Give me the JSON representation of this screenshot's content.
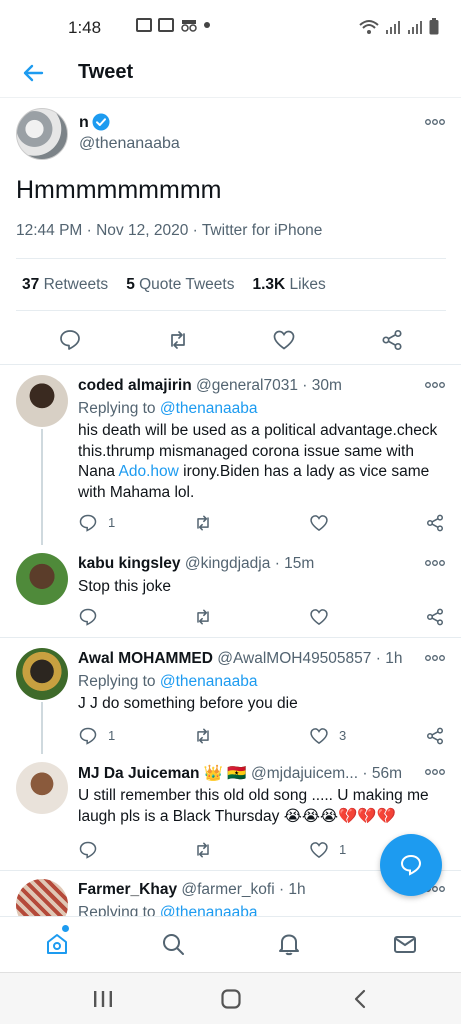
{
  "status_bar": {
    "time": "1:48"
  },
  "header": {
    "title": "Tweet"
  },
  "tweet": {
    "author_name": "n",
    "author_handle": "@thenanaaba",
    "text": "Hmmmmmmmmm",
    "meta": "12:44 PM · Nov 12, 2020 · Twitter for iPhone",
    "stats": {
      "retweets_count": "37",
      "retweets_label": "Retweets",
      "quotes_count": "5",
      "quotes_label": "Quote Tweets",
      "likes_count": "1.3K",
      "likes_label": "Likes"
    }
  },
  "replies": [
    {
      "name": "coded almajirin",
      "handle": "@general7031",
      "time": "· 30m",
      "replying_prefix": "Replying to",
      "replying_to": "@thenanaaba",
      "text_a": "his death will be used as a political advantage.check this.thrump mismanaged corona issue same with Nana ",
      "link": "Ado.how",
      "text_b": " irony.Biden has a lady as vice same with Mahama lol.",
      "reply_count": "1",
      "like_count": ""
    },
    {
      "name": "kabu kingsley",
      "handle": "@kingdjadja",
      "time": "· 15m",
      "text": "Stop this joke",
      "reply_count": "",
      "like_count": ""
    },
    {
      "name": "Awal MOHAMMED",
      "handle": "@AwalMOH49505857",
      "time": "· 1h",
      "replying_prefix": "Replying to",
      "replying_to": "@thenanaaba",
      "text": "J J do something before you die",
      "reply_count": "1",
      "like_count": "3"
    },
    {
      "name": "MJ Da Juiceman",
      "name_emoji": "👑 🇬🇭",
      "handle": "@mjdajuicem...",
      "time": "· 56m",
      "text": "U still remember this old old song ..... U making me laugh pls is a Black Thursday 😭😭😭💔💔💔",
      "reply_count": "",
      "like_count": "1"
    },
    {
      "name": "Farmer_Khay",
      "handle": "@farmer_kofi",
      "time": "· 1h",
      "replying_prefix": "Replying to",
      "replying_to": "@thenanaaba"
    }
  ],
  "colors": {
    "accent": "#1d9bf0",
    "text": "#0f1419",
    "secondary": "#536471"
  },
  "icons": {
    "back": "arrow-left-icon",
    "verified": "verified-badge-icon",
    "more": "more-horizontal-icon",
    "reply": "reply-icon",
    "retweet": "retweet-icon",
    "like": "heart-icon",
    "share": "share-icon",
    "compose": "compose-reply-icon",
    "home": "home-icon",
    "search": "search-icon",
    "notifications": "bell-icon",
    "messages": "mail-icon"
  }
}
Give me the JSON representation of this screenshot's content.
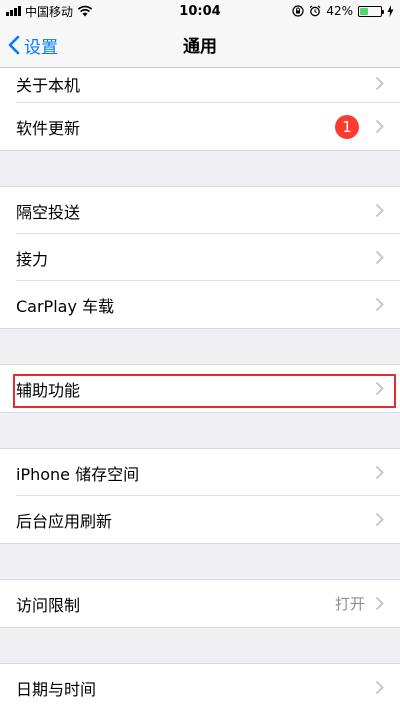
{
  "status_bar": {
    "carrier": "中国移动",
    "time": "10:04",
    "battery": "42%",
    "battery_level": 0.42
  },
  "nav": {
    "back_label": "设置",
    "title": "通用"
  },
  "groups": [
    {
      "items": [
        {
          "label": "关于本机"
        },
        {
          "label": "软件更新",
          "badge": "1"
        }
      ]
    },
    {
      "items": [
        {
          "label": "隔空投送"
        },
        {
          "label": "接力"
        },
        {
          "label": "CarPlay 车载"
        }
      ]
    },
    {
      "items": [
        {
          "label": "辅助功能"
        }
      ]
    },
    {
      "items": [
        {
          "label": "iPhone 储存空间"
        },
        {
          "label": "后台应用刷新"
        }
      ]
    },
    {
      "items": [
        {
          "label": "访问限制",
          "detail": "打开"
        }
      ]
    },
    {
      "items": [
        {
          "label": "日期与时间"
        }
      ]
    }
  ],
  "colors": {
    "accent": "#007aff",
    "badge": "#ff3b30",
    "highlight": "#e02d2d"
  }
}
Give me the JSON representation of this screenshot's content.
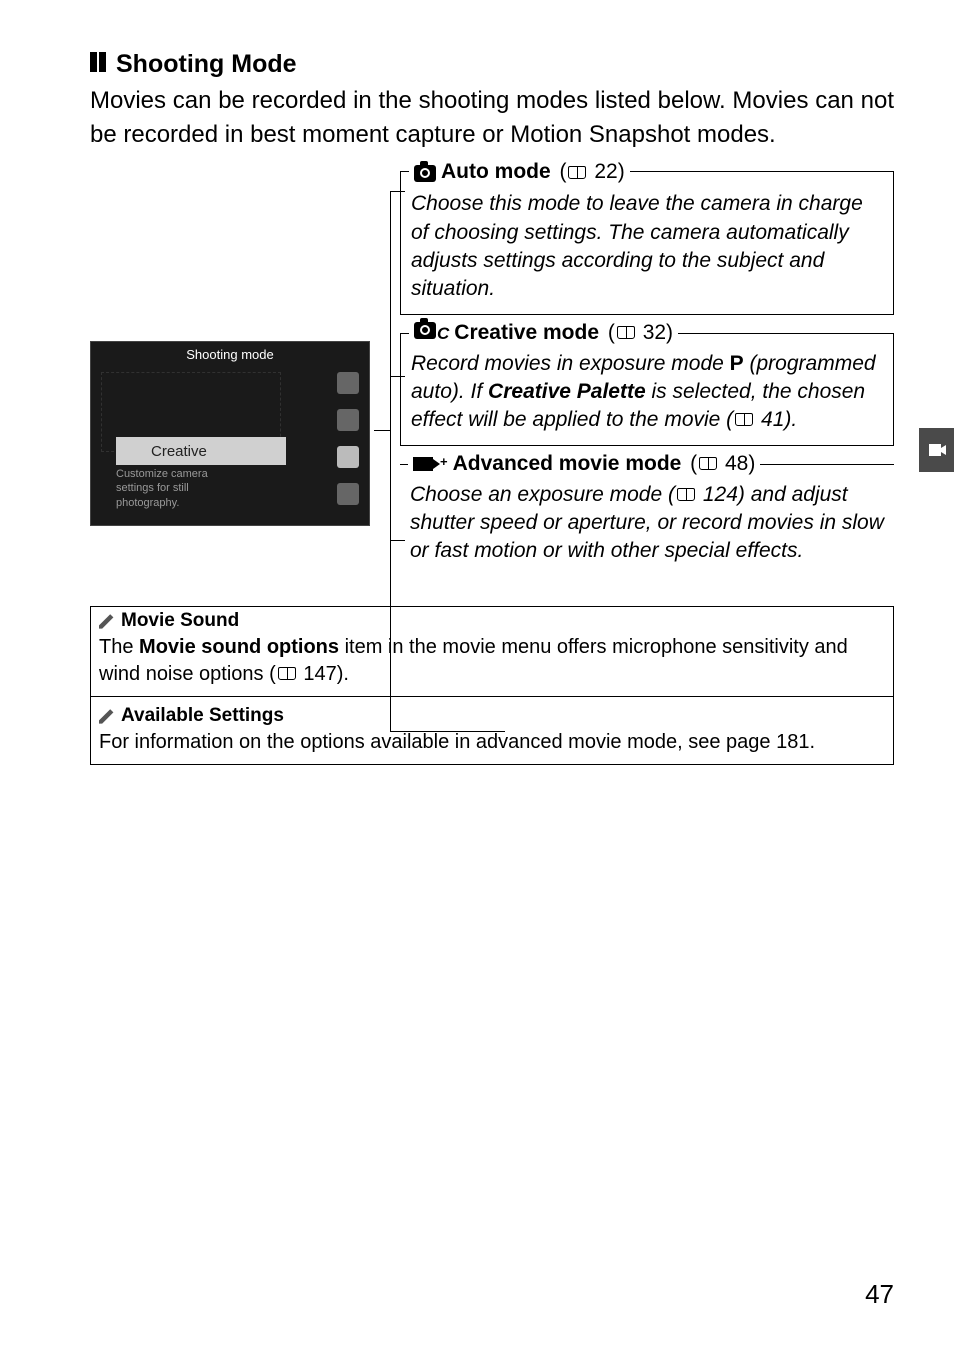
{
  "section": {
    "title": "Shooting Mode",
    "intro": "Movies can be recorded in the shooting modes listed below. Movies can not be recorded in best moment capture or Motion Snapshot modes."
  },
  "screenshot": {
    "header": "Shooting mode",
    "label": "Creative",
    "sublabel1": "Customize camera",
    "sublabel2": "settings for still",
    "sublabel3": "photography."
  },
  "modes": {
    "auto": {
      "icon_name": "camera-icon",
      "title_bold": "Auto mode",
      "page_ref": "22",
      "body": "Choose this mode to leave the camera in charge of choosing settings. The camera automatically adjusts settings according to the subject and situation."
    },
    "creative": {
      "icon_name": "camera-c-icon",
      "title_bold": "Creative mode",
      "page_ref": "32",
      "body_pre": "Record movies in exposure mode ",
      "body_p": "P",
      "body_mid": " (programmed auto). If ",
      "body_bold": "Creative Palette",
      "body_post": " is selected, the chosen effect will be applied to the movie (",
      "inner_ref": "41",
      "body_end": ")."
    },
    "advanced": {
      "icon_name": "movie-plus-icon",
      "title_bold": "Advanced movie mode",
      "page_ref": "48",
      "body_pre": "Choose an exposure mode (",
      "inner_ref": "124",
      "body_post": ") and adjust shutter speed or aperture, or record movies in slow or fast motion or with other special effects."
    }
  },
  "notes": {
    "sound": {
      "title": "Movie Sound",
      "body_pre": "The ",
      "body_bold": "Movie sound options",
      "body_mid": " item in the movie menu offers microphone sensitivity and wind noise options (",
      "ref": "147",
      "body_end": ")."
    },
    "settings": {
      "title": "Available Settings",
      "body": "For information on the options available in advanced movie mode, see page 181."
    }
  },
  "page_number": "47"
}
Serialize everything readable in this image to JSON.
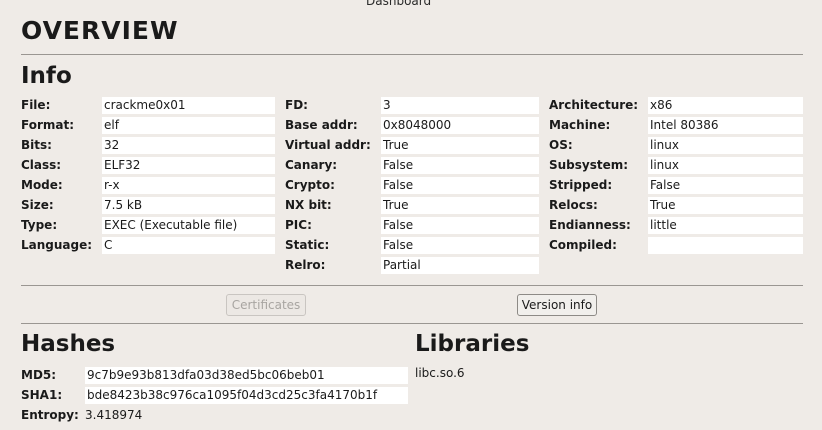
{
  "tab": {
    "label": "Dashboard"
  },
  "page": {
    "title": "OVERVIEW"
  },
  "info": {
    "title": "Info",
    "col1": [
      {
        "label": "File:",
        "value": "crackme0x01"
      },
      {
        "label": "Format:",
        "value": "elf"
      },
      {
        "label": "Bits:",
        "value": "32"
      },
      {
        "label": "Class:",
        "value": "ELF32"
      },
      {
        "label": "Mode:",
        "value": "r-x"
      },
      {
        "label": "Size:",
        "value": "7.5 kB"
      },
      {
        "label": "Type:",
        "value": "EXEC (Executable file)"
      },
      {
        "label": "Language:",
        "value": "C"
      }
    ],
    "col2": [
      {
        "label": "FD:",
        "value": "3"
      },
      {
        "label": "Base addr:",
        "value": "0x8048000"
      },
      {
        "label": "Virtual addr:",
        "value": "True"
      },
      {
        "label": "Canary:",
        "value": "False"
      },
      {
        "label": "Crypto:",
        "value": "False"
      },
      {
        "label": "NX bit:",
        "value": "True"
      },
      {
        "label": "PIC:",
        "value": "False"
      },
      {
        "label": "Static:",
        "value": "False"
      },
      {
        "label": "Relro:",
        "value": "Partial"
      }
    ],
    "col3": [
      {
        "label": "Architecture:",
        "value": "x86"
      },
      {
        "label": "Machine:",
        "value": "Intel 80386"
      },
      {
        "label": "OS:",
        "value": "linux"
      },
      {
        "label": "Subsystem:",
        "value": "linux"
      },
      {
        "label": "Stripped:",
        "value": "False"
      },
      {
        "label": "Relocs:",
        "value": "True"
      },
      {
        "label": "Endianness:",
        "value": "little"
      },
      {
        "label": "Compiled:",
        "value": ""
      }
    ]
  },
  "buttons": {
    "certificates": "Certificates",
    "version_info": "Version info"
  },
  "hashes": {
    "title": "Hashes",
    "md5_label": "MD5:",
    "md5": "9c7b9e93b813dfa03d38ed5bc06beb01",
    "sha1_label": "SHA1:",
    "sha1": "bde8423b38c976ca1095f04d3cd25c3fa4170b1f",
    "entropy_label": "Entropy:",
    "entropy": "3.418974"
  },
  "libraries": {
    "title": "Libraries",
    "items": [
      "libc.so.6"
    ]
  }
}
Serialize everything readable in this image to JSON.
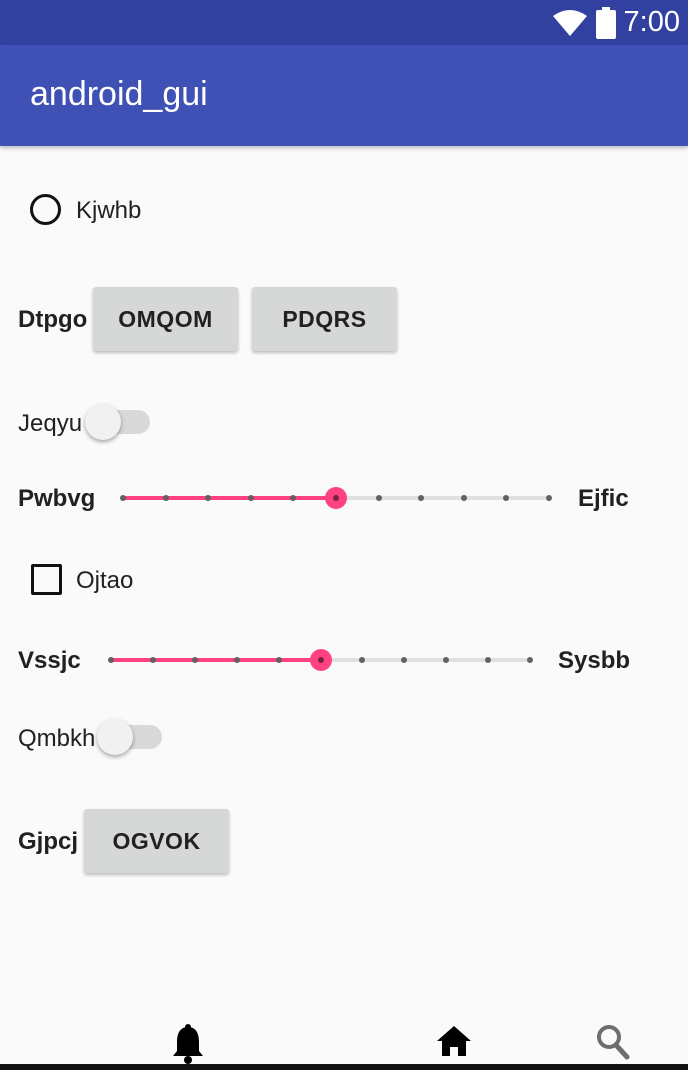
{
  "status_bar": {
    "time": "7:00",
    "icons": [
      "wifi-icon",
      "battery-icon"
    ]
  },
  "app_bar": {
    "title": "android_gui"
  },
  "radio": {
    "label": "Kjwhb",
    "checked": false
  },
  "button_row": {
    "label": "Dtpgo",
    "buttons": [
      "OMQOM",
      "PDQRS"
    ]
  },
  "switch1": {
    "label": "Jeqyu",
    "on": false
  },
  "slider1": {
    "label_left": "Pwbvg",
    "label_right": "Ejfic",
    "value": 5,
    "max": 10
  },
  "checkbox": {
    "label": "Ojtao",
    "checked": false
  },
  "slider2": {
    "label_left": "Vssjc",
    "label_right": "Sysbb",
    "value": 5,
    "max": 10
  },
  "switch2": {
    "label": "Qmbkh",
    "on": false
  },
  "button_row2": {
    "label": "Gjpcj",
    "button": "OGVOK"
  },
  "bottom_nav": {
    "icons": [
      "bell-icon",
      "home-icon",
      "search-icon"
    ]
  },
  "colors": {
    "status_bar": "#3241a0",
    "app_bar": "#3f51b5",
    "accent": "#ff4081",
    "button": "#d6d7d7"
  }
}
══════════════════════════════
[AIM]
Out of the records, collect only those lines that contain the string "camera".

[EXERCISE ANSWER]
    "sublabel1": "Customize camera",
      "icon_name": "camera-icon",
      "body": "Choose this mode to leave the camera in charge of choosing settings. The camera automatically adjusts settings according to the subject and situation."
      "icon_name": "camera-c-icon",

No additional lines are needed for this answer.